> [The problem]:
State the number of lines that include the string "time", and write nothing else.

Dataset excerpt:
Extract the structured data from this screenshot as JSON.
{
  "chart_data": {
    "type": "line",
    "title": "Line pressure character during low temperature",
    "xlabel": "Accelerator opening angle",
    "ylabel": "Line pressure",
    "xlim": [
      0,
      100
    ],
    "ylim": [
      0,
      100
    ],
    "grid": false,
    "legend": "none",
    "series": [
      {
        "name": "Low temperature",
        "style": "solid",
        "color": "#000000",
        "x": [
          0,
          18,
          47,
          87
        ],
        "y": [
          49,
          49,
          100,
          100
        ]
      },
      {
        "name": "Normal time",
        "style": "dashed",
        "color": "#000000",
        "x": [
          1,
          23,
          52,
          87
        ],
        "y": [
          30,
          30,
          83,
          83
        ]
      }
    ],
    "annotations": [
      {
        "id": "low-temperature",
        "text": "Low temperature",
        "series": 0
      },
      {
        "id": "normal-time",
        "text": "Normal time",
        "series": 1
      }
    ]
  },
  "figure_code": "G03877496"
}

> [Worked solution]:
3